▶ **Task to carry out**: Quote the entries in full, character for character, without their images.

== Data provided ==

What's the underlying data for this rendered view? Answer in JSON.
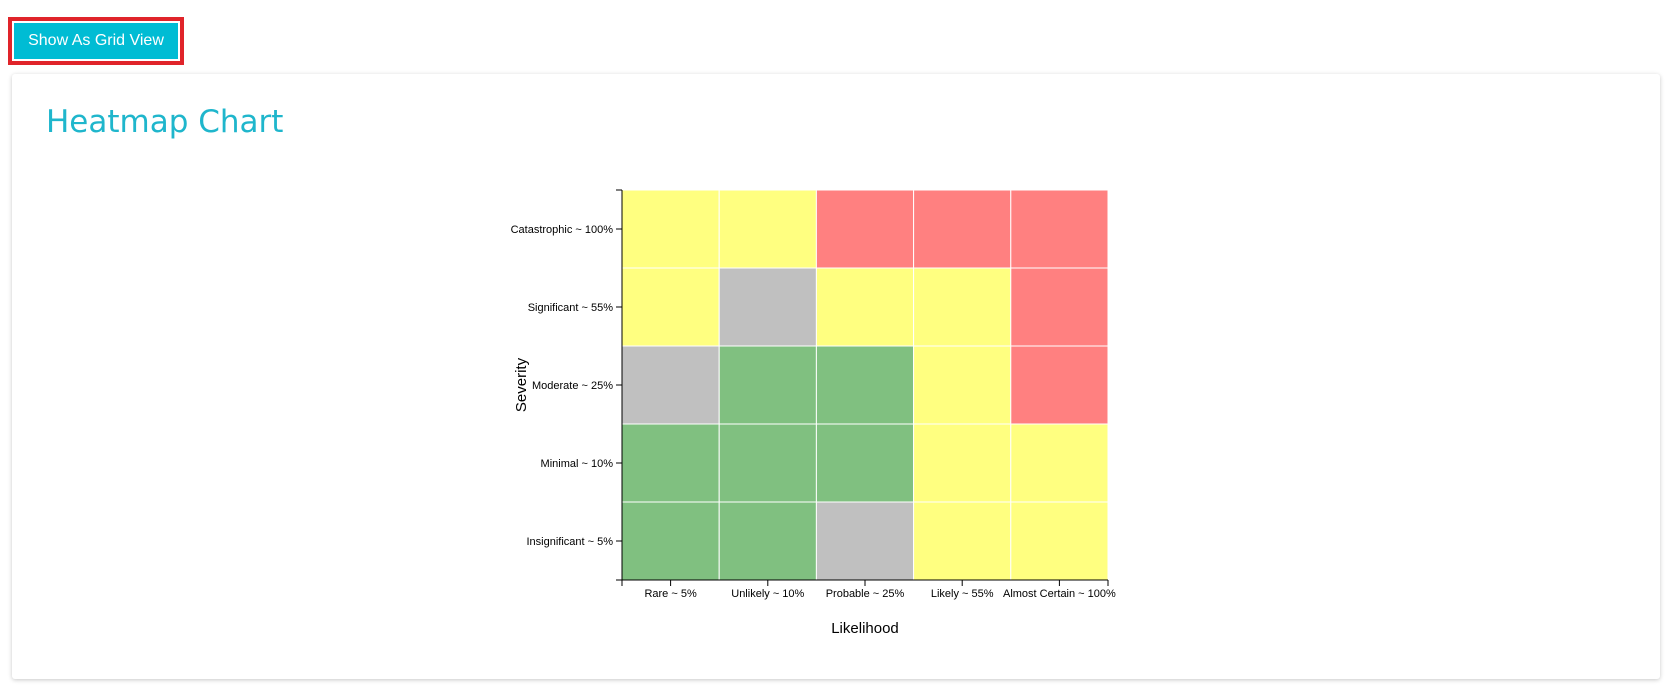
{
  "toolbar": {
    "grid_view_label": "Show As Grid View"
  },
  "card": {
    "title": "Heatmap Chart"
  },
  "colors": {
    "accent": "#00bcd4",
    "highlight_border": "#e0242a",
    "yellow": "#ffff80",
    "red": "#ff8080",
    "green": "#80c080",
    "gray": "#c0c0c0"
  },
  "chart_data": {
    "type": "heatmap",
    "title": "",
    "xlabel": "Likelihood",
    "ylabel": "Severity",
    "x_categories": [
      "Rare ~ 5%",
      "Unlikely ~ 10%",
      "Probable ~ 25%",
      "Likely ~ 55%",
      "Almost Certain ~ 100%"
    ],
    "y_categories": [
      "Catastrophic ~ 100%",
      "Significant ~ 55%",
      "Moderate ~ 25%",
      "Minimal ~ 10%",
      "Insignificant ~ 5%"
    ],
    "cells": [
      [
        "yellow",
        "yellow",
        "red",
        "red",
        "red"
      ],
      [
        "yellow",
        "gray",
        "yellow",
        "yellow",
        "red"
      ],
      [
        "gray",
        "green",
        "green",
        "yellow",
        "red"
      ],
      [
        "green",
        "green",
        "green",
        "yellow",
        "yellow"
      ],
      [
        "green",
        "green",
        "gray",
        "yellow",
        "yellow"
      ]
    ]
  }
}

===

▶ **Response for this exercise**:
What's the underlying data for this rendered view? Answer in JSON.
{
  "toolbar": {
    "grid_view_label": "Show As Grid View"
  },
  "card": {
    "title": "Heatmap Chart"
  },
  "colors": {
    "accent": "#00bcd4",
    "highlight_border": "#e0242a",
    "yellow": "#ffff80",
    "red": "#ff8080",
    "green": "#80c080",
    "gray": "#c0c0c0"
  },
  "chart_data": {
    "type": "heatmap",
    "title": "",
    "xlabel": "Likelihood",
    "ylabel": "Severity",
    "x_categories": [
      "Rare ~ 5%",
      "Unlikely ~ 10%",
      "Probable ~ 25%",
      "Likely ~ 55%",
      "Almost Certain ~ 100%"
    ],
    "y_categories": [
      "Catastrophic ~ 100%",
      "Significant ~ 55%",
      "Moderate ~ 25%",
      "Minimal ~ 10%",
      "Insignificant ~ 5%"
    ],
    "cells": [
      [
        "yellow",
        "yellow",
        "red",
        "red",
        "red"
      ],
      [
        "yellow",
        "gray",
        "yellow",
        "yellow",
        "red"
      ],
      [
        "gray",
        "green",
        "green",
        "yellow",
        "red"
      ],
      [
        "green",
        "green",
        "green",
        "yellow",
        "yellow"
      ],
      [
        "green",
        "green",
        "gray",
        "yellow",
        "yellow"
      ]
    ]
  }
}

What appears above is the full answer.